━━━━━ Data records ━━━━━

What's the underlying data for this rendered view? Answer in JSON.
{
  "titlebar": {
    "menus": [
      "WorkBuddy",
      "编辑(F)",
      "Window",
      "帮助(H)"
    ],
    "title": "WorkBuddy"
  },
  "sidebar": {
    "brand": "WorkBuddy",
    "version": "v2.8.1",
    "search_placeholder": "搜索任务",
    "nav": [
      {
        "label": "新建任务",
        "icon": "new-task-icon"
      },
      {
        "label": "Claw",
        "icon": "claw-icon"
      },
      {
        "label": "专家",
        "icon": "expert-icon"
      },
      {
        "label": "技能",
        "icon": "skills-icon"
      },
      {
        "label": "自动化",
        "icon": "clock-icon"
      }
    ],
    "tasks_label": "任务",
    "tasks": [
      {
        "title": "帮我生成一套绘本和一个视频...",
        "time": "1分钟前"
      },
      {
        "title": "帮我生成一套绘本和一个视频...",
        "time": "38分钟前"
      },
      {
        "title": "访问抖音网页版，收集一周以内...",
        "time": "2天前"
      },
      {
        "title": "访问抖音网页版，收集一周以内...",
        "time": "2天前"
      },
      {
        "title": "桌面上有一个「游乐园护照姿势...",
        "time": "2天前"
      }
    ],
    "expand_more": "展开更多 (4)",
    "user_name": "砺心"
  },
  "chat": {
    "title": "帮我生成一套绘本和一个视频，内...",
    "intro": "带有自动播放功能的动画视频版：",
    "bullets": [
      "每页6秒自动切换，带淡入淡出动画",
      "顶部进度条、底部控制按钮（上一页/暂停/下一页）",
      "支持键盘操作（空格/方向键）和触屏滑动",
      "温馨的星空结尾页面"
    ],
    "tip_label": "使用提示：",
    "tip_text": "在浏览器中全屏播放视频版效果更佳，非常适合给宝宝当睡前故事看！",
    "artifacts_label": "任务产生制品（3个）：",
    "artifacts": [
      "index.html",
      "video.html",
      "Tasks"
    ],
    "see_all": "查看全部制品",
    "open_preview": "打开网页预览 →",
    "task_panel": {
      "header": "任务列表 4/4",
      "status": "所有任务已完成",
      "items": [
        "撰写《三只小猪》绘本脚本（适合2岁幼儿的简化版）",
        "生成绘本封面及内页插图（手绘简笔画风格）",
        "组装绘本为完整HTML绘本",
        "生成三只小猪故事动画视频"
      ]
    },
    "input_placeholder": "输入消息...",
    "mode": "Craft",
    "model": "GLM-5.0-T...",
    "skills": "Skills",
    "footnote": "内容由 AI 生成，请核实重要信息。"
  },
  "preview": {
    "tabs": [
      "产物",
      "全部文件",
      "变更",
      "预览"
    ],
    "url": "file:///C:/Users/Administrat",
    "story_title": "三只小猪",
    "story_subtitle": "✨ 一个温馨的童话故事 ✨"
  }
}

━━━━━
━━━━━ Data records ━━━━━

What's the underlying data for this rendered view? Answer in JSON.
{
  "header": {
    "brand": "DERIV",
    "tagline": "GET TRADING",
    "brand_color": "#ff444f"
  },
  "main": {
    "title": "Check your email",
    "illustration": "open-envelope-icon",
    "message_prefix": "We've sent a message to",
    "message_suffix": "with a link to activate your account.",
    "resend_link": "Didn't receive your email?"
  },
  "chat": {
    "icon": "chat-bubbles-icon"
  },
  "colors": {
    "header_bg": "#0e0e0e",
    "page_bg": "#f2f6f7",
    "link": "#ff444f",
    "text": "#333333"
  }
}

━━━━━
━━━━━ Data records ━━━━━

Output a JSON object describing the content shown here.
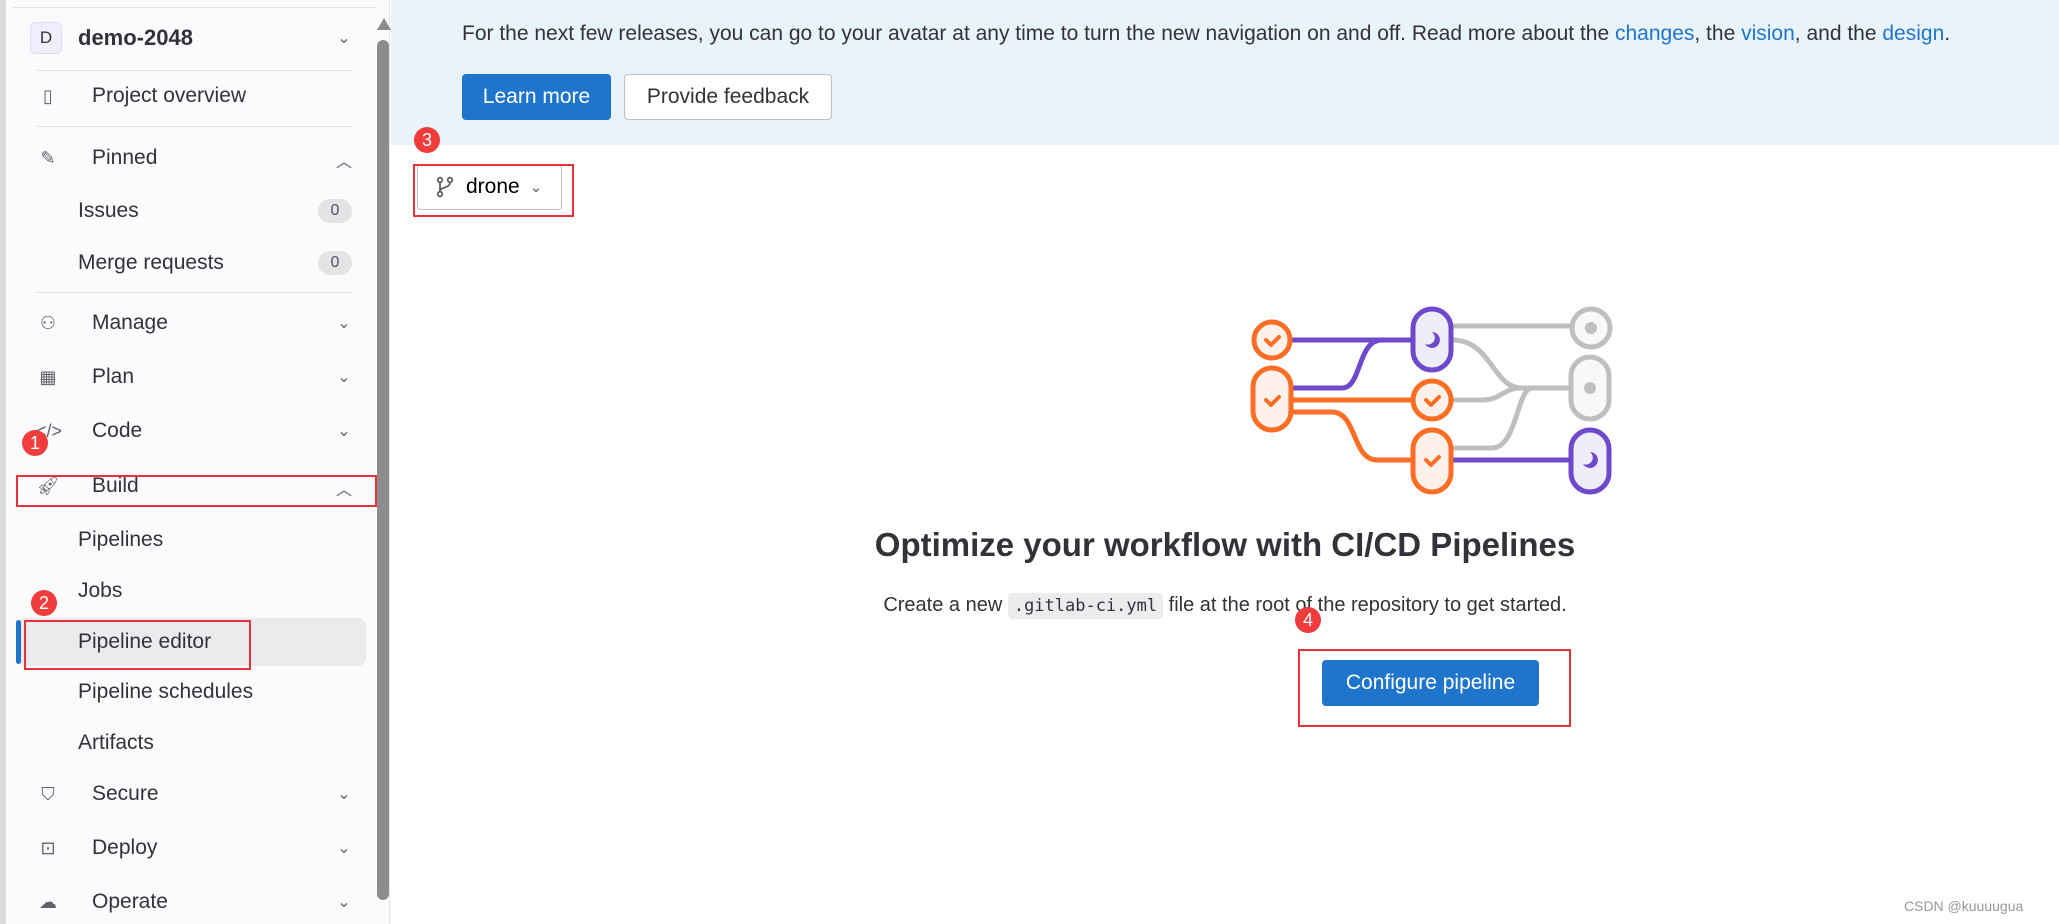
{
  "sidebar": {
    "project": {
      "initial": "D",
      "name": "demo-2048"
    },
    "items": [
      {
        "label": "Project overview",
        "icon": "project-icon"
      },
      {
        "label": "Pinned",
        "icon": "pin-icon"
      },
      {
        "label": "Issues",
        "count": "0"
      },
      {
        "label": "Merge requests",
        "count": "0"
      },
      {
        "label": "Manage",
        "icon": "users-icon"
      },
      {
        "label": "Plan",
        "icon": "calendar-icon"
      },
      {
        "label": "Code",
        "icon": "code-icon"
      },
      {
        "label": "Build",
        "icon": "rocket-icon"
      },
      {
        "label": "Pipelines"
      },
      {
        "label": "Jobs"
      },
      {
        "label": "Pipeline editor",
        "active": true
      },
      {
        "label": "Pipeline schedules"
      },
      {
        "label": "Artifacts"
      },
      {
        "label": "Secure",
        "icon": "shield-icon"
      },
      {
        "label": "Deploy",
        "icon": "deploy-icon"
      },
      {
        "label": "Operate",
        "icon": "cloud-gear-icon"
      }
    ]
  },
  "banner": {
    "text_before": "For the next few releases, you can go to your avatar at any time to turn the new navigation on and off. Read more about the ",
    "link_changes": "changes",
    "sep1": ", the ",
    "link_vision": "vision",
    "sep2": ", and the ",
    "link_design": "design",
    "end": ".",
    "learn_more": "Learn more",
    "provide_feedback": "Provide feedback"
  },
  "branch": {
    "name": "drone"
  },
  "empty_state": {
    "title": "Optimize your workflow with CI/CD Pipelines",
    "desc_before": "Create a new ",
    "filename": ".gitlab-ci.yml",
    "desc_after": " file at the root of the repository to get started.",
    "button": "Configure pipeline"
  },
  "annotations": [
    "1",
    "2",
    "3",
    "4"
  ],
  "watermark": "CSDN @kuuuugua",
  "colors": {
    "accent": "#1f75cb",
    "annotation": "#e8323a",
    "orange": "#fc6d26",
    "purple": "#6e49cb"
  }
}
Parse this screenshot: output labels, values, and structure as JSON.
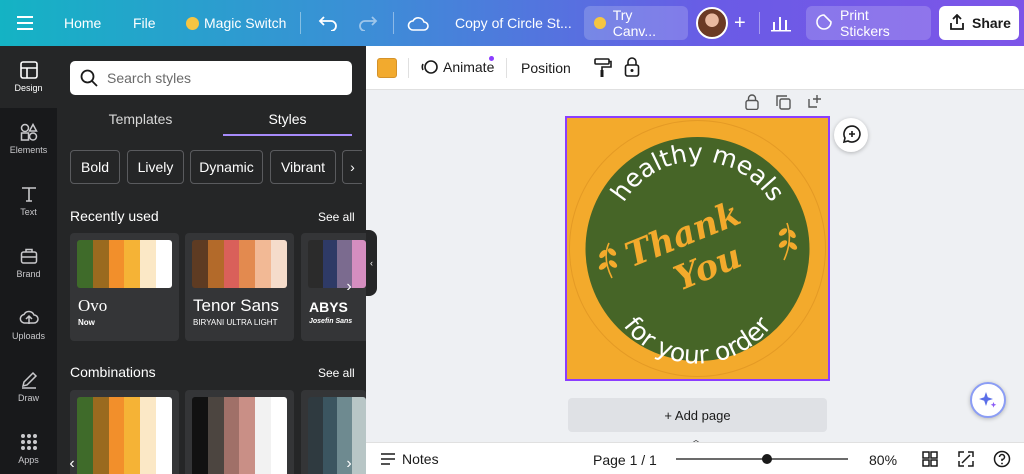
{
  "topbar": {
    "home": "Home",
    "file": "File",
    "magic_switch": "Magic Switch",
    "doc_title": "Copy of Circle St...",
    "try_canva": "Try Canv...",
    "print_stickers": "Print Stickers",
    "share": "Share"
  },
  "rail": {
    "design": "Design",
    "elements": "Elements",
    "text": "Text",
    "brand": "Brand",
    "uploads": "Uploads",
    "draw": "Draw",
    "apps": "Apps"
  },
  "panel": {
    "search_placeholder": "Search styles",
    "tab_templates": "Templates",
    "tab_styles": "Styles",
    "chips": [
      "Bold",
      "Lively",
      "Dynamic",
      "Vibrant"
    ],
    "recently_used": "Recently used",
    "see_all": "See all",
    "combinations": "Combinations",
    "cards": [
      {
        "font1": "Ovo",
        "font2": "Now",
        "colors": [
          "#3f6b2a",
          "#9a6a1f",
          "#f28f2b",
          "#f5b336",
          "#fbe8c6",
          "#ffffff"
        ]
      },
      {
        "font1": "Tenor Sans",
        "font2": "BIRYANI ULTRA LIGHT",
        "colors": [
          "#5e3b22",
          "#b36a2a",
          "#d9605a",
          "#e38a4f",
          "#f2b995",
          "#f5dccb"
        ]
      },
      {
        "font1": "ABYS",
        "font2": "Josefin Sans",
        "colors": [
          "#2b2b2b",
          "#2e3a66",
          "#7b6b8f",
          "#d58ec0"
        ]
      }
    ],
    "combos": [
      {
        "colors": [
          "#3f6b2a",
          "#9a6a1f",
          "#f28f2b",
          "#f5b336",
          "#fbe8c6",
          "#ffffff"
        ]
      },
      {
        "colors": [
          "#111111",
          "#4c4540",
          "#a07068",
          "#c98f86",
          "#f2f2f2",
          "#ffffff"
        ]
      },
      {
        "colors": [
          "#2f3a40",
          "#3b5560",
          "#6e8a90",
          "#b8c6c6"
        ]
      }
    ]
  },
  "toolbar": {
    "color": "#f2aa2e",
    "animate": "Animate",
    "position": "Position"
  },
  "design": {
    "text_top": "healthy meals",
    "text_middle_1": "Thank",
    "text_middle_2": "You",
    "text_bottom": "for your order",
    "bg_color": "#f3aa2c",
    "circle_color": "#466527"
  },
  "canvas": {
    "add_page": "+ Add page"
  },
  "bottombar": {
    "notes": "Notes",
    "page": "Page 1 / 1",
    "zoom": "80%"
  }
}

━━━━━

Gather and copy every line of the data in which the string "your" is found.

    "title": "Check your email",
    "message_suffix": "with a link to activate your account.",
    "resend_link": "Didn't receive your email?"
    "text_before": "For the next few releases, you can go to your avatar at any time to turn the new navigation on and off. Read more about the ",
    "title": "Optimize your workflow with CI/CD Pipelines",
    "text_bottom": "for your order",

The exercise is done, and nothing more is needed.